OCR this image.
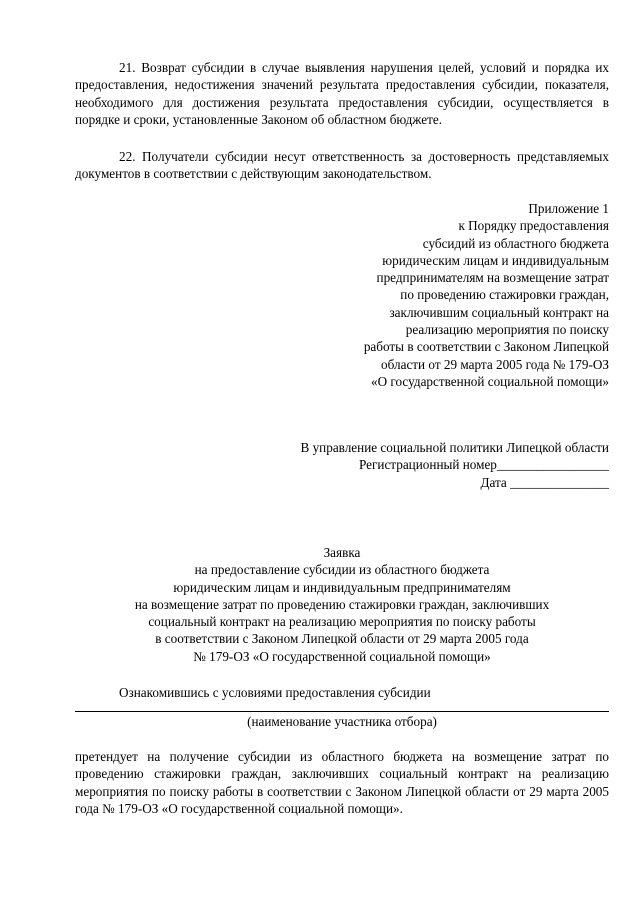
21. Возврат субсидии в случае выявления нарушения целей, условий и порядка их предоставления, недостижения значений результата предоставления субсидии, показателя, необходимого для достижения результата предоставления субсидии, осуществляется в порядке и сроки, установленные Законом об областном бюджете.

22. Получатели субсидии несут ответственность за достоверность представляемых документов в соответствии с действующим законодательством.

Приложение 1

к Порядку предоставления

субсидий из областного бюджета

юридическим лицам и индивидуальным

предпринимателям на возмещение затрат

по проведению стажировки граждан,

заключившим социальный контракт на

реализацию мероприятия по поиску

работы в соответствии с Законом Липецкой

области от 29 марта 2005 года № 179-ОЗ

«О государственной социальной помощи»

В управление социальной политики Липецкой области

Регистрационный номер_________________

Дата _______________

Заявка

на предоставление субсидии из областного бюджета

юридическим лицам и индивидуальным предпринимателям

на возмещение затрат по проведению стажировки граждан, заключивших

социальный контракт на реализацию мероприятия по поиску работы

в соответствии с Законом Липецкой области от 29 марта 2005 года

№ 179-ОЗ «О государственной социальной помощи»

Ознакомившись с условиями предоставления субсидии

(наименование участника отбора)

претендует на получение субсидии из областного бюджета на возмещение затрат по проведению стажировки граждан, заключивших социальный контракт на реализацию мероприятия по поиску работы в соответствии с Законом Липецкой области от 29 марта 2005 года № 179-ОЗ «О государственной социальной помощи».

* _Work to do_:
Leave out the pictures and print every line of the data exactly.

* _Output for this task_:
OCR this image.
21. Возврат субсидии в случае выявления нарушения целей, условий и порядка их предоставления, недостижения значений результата предоставления субсидии, показателя, необходимого для достижения результата предоставления субсидии, осуществляется в порядке и сроки, установленные Законом об областном бюджете.

22. Получатели субсидии несут ответственность за достоверность представляемых документов в соответствии с действующим законодательством.

Приложение 1

к Порядку предоставления

субсидий из областного бюджета

юридическим лицам и индивидуальным

предпринимателям на возмещение затрат

по проведению стажировки граждан,

заключившим социальный контракт на

реализацию мероприятия по поиску

работы в соответствии с Законом Липецкой

области от 29 марта 2005 года № 179-ОЗ

«О государственной социальной помощи»

В управление социальной политики Липецкой области

Регистрационный номер_________________

Дата _______________

Заявка

на предоставление субсидии из областного бюджета

юридическим лицам и индивидуальным предпринимателям

на возмещение затрат по проведению стажировки граждан, заключивших

социальный контракт на реализацию мероприятия по поиску работы

в соответствии с Законом Липецкой области от 29 марта 2005 года

№ 179-ОЗ «О государственной социальной помощи»

Ознакомившись с условиями предоставления субсидии

(наименование участника отбора)

претендует на получение субсидии из областного бюджета на возмещение затрат по проведению стажировки граждан, заключивших социальный контракт на реализацию мероприятия по поиску работы в соответствии с Законом Липецкой области от 29 марта 2005 года № 179-ОЗ «О государственной социальной помощи».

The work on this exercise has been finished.